------ INFORMATION SUPPLIED ------
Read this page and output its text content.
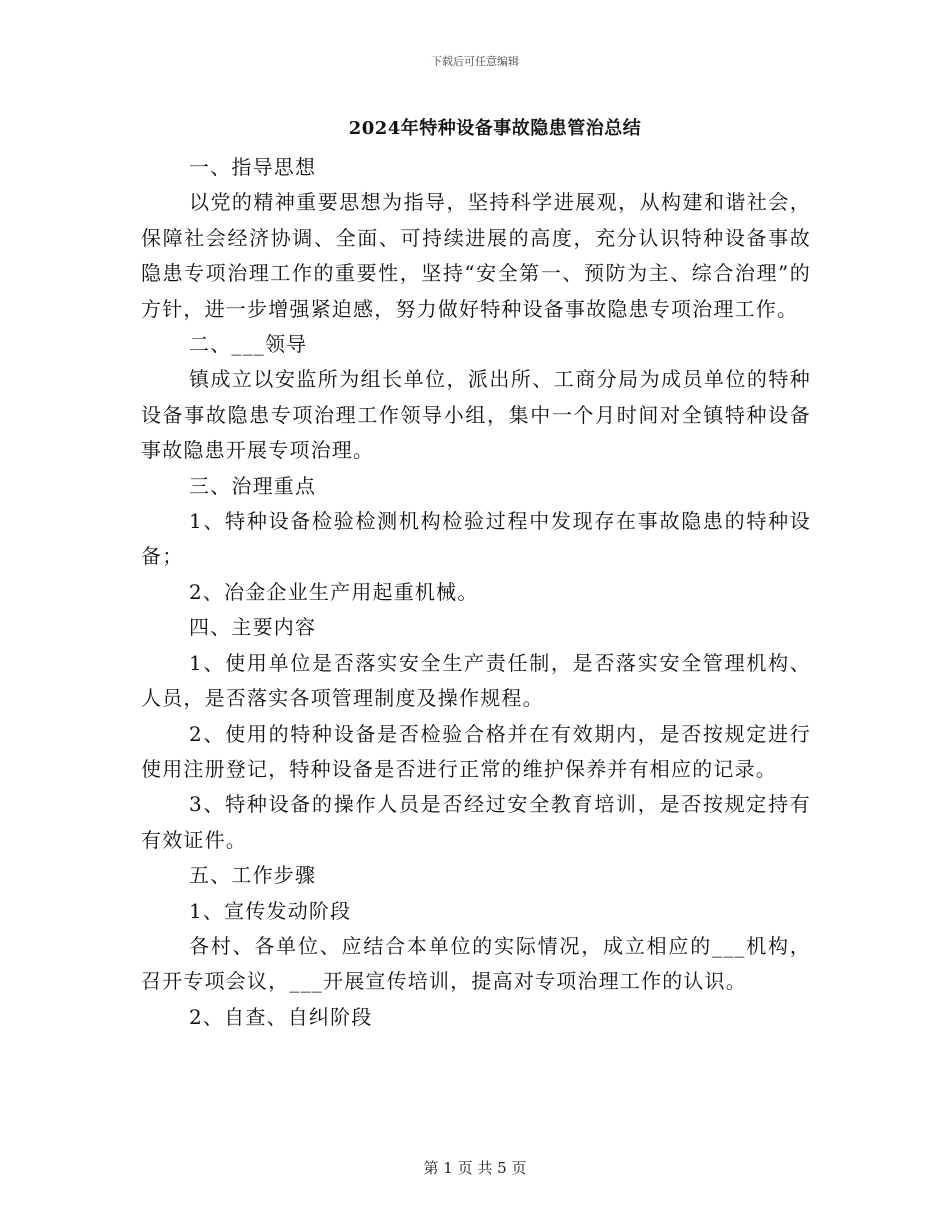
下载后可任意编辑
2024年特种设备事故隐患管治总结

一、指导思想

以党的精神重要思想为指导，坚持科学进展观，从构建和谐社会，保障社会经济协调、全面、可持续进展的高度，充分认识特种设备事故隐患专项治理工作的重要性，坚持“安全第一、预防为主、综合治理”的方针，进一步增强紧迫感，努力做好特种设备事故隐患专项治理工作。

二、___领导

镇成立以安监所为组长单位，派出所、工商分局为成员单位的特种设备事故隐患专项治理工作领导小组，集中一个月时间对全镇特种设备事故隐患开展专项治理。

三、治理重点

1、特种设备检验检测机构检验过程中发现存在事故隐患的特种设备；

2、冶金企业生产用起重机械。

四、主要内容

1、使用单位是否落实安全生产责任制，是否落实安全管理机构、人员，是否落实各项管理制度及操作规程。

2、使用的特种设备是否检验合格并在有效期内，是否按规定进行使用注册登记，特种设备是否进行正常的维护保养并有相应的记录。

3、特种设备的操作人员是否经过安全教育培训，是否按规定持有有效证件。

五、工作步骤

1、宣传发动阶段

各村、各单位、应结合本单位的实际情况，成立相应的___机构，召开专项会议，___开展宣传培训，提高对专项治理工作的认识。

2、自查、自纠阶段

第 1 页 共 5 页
------
DESCRIPTION OF THE TASK
Output all of the data exactly as it stands, minus any images.

OUTPUT OF THE TASK
Read this page and output its text content.
下载后可任意编辑
2024年特种设备事故隐患管治总结

一、指导思想

以党的精神重要思想为指导，坚持科学进展观，从构建和谐社会，保障社会经济协调、全面、可持续进展的高度，充分认识特种设备事故隐患专项治理工作的重要性，坚持“安全第一、预防为主、综合治理”的方针，进一步增强紧迫感，努力做好特种设备事故隐患专项治理工作。

二、___领导

镇成立以安监所为组长单位，派出所、工商分局为成员单位的特种设备事故隐患专项治理工作领导小组，集中一个月时间对全镇特种设备事故隐患开展专项治理。

三、治理重点

1、特种设备检验检测机构检验过程中发现存在事故隐患的特种设备；

2、冶金企业生产用起重机械。

四、主要内容

1、使用单位是否落实安全生产责任制，是否落实安全管理机构、人员，是否落实各项管理制度及操作规程。

2、使用的特种设备是否检验合格并在有效期内，是否按规定进行使用注册登记，特种设备是否进行正常的维护保养并有相应的记录。

3、特种设备的操作人员是否经过安全教育培训，是否按规定持有有效证件。

五、工作步骤

1、宣传发动阶段

各村、各单位、应结合本单位的实际情况，成立相应的___机构，召开专项会议，___开展宣传培训，提高对专项治理工作的认识。

2、自查、自纠阶段

第 1 页 共 5 页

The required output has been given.